(Saved entries)
--- start ---

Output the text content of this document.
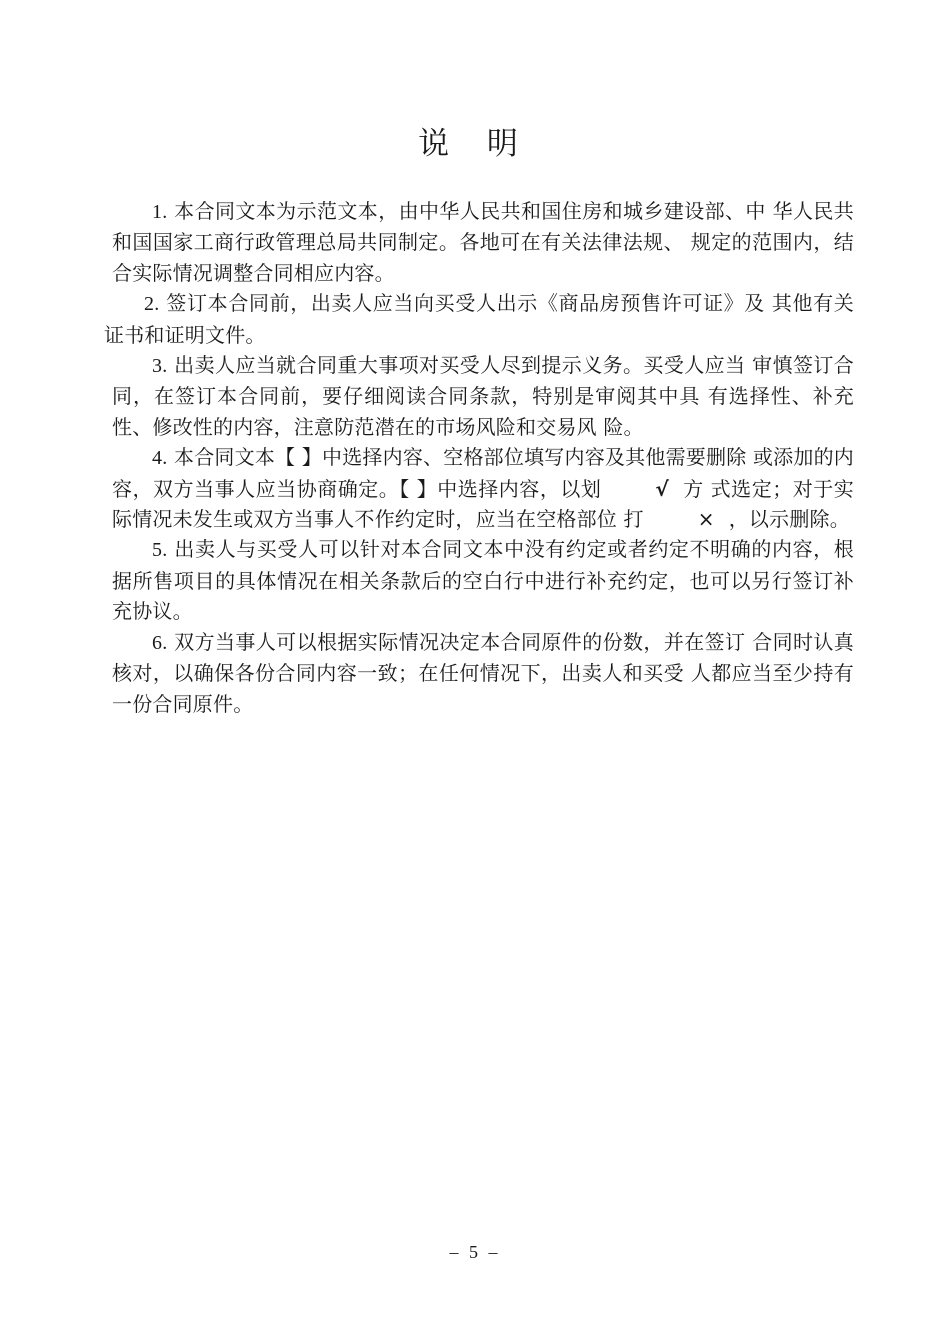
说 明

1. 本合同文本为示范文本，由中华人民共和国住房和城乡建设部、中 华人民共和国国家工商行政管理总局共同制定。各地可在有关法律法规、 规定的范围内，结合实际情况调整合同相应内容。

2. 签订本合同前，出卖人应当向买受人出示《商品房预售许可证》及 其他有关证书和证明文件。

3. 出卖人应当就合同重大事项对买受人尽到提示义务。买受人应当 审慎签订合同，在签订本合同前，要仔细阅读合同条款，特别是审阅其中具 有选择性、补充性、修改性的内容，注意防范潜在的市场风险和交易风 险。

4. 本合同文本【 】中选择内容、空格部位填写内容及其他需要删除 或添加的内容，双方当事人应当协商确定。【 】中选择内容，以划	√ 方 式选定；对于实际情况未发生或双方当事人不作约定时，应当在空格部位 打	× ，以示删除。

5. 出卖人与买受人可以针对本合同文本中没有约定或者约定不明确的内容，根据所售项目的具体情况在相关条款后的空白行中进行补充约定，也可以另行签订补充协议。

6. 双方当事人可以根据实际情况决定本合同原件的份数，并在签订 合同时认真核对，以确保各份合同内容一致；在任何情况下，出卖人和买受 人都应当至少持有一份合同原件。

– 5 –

--- end ---
--- start ---

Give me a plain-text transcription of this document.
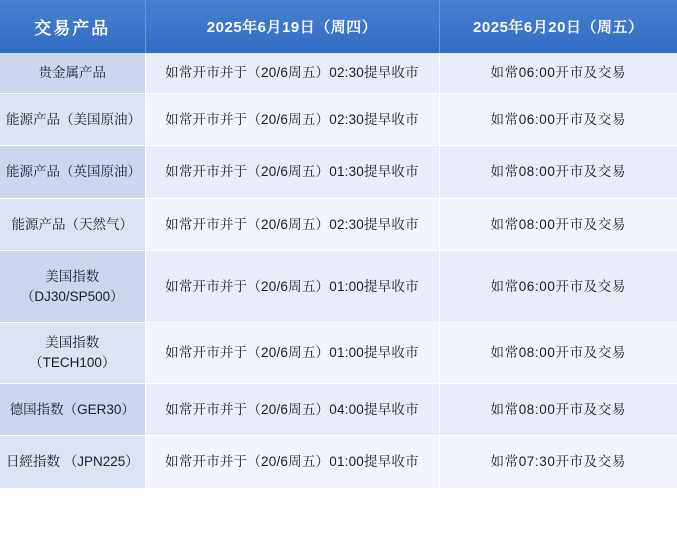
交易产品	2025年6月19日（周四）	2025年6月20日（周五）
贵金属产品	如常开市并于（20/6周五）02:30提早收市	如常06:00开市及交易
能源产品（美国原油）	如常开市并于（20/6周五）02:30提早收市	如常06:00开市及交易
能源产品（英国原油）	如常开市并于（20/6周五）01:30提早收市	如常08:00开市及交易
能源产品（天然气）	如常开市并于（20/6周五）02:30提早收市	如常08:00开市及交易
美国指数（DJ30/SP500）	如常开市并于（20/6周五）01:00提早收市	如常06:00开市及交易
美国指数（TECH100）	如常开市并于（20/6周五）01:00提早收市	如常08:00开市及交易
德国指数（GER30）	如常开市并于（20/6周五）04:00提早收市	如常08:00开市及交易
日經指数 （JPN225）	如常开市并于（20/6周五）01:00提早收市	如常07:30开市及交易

--- end ---
--- start ---

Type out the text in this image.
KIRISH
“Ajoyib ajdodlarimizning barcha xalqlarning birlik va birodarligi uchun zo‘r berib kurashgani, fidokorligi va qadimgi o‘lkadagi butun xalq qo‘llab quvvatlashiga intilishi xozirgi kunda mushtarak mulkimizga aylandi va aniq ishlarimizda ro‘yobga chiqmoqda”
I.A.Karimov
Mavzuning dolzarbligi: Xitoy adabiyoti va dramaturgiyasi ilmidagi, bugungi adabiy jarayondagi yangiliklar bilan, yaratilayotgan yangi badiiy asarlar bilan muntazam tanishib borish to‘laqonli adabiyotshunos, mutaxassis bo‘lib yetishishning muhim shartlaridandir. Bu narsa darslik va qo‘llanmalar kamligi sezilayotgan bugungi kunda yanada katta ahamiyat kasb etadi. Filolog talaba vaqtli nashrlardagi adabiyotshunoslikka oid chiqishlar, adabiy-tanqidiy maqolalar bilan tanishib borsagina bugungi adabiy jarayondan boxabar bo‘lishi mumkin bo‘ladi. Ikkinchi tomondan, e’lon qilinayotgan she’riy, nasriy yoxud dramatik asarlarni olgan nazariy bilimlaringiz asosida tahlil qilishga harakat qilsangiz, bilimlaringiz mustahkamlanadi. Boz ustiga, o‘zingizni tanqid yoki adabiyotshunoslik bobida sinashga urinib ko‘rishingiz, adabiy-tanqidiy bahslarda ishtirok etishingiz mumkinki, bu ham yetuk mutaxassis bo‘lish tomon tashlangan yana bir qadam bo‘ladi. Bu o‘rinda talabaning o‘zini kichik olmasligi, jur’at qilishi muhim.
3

--- end ---

Your goal:
Show the lines where the word "美国指数" appears in the entries.

The completed task:
美国指数（DJ30/SP500）	如常开市并于（20/6周五）01:00提早收市	如常06:00开市及交易
美国指数（TECH100）	如常开市并于（20/6周五）01:00提早收市	如常08:00开市及交易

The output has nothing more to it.